▶ _OBJECTIVE_
Search the material for the string "title", then return every line where it is found.
+++ ITEMS +++
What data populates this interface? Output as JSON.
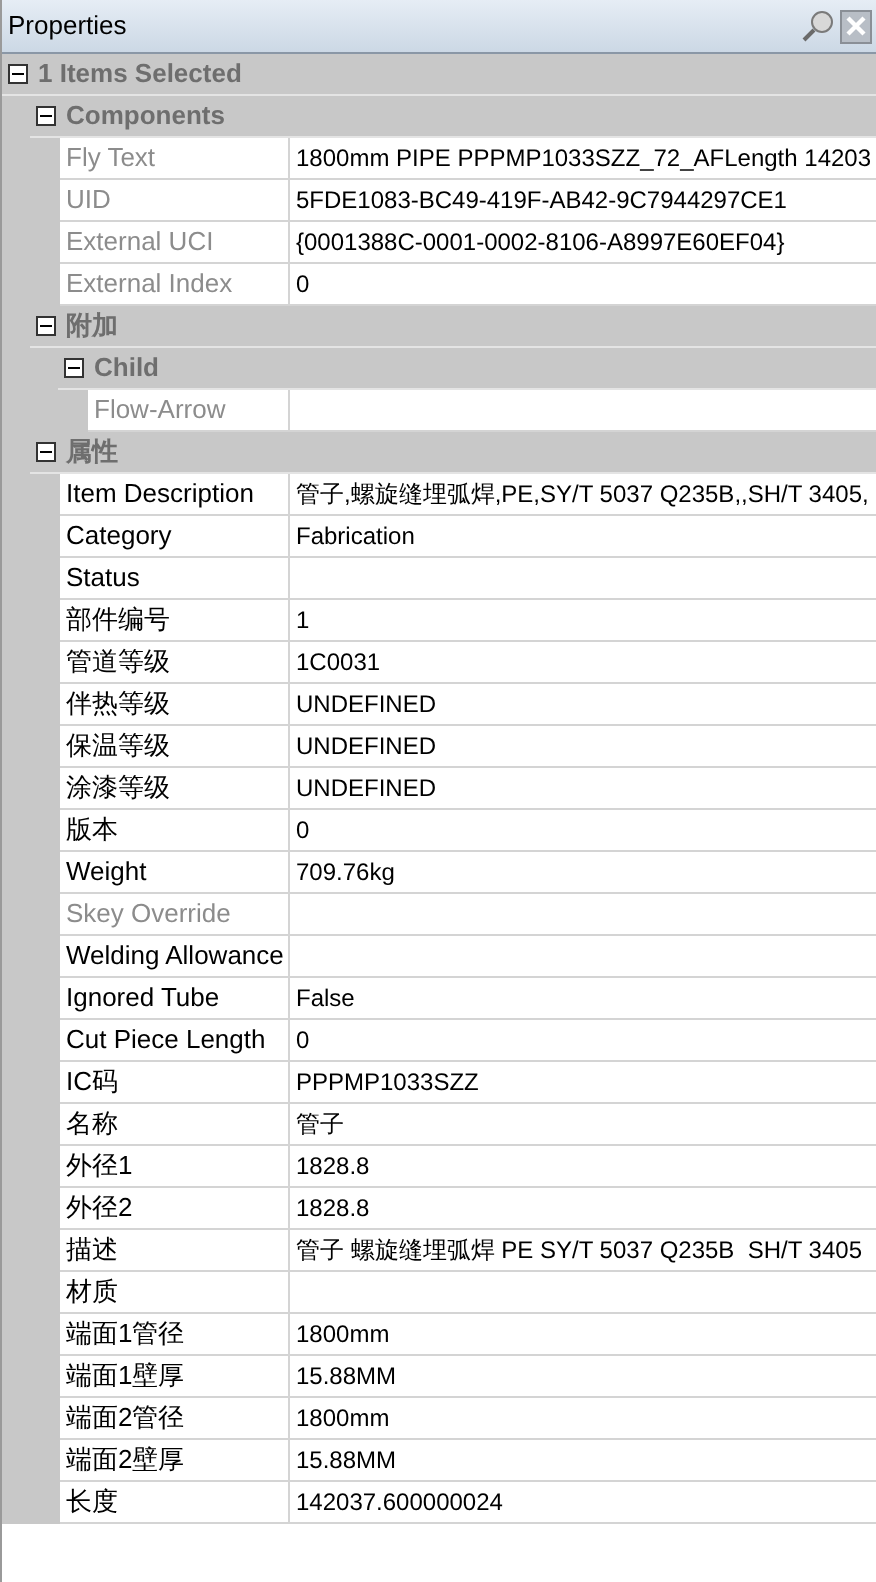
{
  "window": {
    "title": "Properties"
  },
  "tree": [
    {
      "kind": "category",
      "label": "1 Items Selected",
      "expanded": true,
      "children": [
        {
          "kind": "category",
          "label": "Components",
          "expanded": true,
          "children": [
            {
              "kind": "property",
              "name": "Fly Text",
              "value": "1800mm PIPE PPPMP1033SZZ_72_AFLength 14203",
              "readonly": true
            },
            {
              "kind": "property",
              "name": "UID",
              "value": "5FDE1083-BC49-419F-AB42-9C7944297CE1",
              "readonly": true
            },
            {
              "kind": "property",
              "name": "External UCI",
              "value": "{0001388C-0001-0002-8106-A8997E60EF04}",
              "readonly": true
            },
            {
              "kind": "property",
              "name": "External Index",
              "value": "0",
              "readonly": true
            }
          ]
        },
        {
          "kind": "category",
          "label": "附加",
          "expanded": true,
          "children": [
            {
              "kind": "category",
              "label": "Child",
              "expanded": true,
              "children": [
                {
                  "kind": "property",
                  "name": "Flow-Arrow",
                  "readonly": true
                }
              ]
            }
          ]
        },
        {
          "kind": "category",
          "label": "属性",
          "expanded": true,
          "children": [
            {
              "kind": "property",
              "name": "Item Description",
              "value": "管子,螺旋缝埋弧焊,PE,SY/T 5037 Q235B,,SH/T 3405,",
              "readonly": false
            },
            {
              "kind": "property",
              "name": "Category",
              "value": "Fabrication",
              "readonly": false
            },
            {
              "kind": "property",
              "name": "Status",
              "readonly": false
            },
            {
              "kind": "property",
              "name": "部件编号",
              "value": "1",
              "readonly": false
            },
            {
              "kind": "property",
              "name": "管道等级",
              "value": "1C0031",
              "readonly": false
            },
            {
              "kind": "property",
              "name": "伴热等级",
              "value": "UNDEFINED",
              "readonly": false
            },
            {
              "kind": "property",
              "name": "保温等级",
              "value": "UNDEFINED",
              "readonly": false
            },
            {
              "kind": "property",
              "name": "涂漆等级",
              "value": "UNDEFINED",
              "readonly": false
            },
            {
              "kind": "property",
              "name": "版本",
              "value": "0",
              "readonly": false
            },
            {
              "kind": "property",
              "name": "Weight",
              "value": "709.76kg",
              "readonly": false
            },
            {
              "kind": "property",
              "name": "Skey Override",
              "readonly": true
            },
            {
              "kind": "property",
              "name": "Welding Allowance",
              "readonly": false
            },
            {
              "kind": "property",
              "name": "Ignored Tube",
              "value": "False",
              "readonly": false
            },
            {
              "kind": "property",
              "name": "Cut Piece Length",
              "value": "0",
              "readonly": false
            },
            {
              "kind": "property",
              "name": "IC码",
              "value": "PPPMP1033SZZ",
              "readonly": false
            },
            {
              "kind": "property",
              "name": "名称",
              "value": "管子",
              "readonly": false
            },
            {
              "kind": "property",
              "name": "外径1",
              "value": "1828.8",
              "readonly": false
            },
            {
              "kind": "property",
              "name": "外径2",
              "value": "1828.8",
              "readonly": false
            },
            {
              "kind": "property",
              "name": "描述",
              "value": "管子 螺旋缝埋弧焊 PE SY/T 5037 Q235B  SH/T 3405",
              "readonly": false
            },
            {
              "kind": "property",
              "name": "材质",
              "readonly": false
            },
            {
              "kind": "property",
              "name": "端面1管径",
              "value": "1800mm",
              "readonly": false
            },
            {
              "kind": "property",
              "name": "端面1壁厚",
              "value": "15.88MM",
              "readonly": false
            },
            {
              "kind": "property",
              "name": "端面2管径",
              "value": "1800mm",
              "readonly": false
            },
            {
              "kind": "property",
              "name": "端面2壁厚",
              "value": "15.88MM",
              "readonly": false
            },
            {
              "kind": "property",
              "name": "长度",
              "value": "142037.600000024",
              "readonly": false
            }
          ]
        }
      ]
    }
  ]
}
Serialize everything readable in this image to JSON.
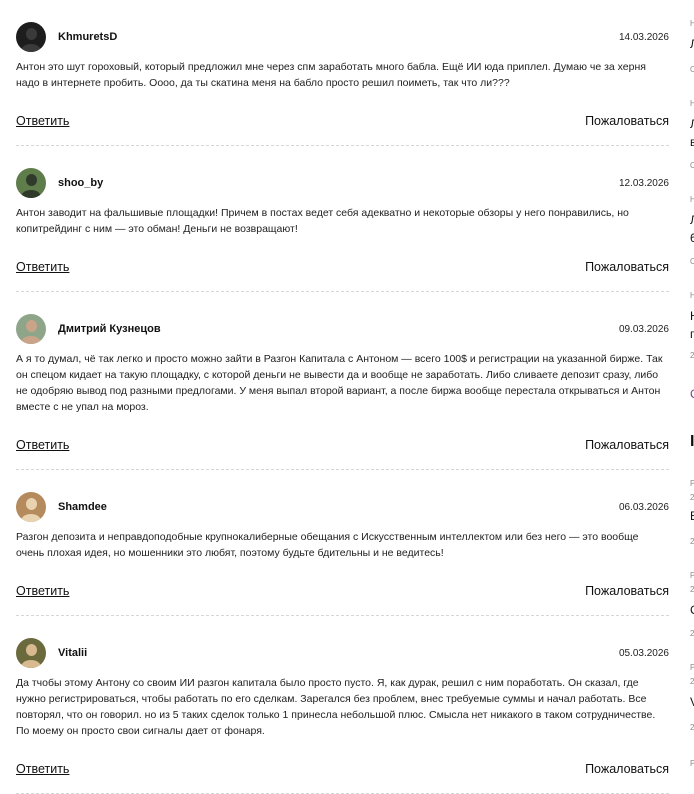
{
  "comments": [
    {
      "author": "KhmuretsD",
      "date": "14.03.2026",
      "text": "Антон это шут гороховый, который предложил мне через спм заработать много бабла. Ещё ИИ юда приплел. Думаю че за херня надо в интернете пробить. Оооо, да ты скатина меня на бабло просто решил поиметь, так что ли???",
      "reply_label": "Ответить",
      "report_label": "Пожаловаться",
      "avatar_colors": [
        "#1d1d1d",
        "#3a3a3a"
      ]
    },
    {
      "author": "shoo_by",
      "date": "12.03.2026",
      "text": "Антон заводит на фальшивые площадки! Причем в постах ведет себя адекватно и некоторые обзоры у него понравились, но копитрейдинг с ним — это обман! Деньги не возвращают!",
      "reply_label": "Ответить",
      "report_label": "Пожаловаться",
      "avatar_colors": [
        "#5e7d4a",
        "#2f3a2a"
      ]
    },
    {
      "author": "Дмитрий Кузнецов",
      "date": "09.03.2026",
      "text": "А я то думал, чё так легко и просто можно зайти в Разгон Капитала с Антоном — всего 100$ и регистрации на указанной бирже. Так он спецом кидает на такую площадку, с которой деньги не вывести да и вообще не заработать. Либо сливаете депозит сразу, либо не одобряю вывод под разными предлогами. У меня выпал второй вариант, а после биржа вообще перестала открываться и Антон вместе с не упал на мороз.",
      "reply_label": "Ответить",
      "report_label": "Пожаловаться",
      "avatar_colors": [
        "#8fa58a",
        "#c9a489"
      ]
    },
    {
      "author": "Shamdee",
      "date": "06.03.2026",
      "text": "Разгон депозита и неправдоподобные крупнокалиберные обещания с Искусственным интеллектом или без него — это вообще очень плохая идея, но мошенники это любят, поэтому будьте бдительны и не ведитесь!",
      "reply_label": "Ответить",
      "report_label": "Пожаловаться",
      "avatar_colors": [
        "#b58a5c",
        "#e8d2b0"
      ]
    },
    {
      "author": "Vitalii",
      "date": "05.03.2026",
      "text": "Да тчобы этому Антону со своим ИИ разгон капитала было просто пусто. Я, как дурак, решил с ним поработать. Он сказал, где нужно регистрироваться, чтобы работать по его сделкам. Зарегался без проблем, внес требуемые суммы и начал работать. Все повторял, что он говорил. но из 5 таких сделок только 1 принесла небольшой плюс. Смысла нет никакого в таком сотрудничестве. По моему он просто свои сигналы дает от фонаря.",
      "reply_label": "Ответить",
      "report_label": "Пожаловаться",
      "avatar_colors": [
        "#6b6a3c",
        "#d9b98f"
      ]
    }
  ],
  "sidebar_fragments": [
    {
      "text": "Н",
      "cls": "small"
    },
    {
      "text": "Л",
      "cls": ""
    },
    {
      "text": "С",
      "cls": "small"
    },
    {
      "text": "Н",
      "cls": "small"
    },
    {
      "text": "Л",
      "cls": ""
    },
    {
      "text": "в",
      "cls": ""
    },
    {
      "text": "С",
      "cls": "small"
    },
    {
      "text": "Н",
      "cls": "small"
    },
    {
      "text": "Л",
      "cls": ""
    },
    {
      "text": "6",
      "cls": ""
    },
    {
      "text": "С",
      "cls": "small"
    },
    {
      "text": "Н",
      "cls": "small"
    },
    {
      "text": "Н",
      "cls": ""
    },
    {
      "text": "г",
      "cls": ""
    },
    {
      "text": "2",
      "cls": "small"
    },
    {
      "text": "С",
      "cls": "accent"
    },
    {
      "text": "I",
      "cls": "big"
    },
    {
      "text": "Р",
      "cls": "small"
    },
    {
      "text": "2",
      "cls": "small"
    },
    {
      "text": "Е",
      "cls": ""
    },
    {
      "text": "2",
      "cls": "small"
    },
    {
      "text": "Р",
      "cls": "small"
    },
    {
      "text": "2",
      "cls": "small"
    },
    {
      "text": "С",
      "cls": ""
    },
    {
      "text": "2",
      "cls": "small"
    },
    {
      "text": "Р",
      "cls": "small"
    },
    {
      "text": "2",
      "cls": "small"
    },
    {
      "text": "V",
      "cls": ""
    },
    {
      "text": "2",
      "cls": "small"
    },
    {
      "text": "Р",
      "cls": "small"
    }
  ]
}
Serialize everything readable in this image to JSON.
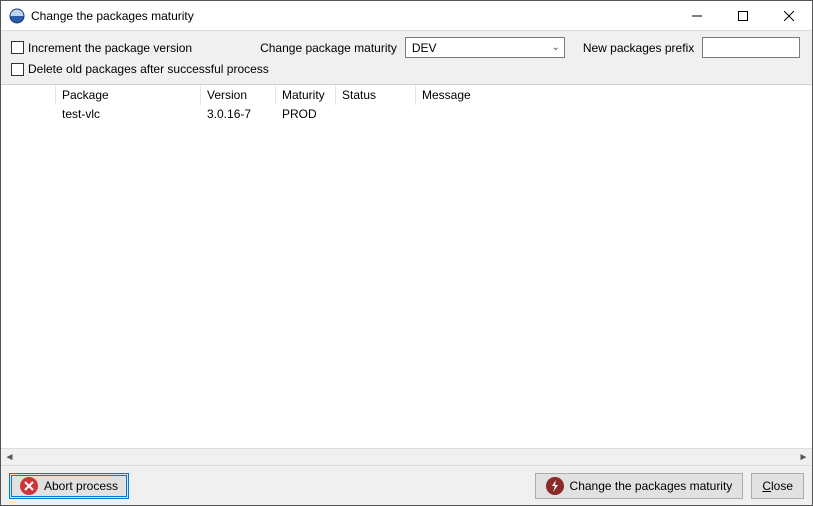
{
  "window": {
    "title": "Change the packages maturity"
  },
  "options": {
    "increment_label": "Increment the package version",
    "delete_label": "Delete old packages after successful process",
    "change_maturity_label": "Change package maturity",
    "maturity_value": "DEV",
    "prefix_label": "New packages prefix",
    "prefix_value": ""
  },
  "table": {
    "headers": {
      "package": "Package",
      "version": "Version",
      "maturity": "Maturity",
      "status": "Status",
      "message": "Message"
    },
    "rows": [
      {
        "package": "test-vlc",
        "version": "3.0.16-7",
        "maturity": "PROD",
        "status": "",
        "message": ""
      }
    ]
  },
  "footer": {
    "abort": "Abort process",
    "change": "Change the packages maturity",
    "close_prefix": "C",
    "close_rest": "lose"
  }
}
+++
▶ _COMPLETE RESPONSE_
    "title": "Properties"
    "title": "Change the packages maturity"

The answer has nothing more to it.